EXERCISE GOAL >> Identify all lines in the listing that include the word "ylabel", and copy them out.

Extracted records

+++

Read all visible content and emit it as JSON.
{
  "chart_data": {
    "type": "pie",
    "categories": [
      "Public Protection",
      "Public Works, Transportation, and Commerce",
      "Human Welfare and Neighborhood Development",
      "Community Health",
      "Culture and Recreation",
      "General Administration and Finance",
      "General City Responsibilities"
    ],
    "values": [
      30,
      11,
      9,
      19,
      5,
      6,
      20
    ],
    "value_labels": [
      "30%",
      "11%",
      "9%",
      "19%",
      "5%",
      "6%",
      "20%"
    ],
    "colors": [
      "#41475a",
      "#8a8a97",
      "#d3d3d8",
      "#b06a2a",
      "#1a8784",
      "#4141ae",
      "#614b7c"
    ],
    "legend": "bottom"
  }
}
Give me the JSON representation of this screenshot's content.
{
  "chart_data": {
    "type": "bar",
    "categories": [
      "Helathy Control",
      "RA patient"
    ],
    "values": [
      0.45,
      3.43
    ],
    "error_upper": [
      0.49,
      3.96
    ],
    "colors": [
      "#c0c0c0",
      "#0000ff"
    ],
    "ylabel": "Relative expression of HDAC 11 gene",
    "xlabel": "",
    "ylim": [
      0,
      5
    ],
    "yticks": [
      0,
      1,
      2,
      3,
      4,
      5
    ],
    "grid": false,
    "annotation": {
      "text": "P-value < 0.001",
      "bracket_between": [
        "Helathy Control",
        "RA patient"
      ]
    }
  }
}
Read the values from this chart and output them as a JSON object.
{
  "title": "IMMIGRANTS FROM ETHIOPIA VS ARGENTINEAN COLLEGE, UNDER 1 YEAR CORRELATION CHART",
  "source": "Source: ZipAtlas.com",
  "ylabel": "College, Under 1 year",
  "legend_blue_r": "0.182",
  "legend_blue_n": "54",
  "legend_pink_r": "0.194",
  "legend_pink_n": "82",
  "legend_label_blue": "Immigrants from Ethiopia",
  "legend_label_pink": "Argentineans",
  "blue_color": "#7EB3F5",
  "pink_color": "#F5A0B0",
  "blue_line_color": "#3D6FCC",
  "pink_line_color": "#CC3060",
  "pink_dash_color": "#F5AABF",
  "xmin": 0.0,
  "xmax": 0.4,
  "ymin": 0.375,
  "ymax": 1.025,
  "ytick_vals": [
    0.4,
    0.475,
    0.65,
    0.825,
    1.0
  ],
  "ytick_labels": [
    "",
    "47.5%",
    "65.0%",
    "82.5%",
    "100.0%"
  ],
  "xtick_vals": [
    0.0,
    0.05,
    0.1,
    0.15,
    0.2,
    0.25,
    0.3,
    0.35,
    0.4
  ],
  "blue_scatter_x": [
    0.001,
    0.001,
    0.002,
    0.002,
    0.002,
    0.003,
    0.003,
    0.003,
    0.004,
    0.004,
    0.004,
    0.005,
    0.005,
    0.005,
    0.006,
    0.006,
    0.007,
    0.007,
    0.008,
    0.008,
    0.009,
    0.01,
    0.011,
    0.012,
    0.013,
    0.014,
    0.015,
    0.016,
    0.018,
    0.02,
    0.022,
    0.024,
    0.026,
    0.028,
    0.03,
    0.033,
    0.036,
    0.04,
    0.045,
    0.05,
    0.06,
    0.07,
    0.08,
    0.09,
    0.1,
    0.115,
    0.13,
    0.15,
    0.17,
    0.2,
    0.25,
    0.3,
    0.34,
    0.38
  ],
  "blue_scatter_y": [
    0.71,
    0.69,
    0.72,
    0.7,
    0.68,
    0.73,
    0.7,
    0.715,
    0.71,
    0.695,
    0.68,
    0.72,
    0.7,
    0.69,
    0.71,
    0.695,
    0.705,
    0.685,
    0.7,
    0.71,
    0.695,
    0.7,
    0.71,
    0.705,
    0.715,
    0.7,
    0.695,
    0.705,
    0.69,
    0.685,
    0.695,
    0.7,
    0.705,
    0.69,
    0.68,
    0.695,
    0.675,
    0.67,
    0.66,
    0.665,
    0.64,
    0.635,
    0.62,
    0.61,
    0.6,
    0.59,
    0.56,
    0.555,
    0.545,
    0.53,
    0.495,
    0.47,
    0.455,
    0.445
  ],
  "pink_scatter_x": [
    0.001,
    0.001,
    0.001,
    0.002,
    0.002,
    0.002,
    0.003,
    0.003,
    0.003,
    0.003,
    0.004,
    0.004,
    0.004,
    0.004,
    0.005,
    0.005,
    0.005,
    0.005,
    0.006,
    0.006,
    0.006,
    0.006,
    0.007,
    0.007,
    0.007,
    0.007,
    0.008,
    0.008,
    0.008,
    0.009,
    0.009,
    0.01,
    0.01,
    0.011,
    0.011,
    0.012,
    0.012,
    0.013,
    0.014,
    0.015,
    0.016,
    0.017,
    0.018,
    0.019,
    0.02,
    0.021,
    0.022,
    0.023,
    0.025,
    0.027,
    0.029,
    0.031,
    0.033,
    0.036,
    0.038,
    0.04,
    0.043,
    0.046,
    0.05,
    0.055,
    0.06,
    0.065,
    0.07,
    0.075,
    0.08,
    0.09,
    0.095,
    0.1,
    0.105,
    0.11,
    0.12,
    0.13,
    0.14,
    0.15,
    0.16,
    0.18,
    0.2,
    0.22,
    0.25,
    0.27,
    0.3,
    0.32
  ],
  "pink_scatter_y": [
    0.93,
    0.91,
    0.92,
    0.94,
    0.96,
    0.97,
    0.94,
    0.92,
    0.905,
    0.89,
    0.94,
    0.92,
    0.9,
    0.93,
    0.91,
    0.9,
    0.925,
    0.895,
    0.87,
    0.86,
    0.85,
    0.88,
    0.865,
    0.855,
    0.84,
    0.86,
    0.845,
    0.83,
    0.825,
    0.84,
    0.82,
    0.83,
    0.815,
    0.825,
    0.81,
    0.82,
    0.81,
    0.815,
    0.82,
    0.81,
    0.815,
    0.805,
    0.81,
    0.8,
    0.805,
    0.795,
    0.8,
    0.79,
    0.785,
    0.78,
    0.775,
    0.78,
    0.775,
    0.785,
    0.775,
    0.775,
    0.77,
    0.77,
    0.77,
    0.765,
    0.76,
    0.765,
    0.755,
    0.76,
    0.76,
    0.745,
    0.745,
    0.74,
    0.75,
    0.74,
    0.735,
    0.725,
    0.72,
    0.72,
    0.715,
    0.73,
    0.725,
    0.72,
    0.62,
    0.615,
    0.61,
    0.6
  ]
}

+++

EXERCISE RESPONSE >>
    "ylabel": "Relative expression of HDAC 11 gene",
  "ylabel": "College, Under 1 year",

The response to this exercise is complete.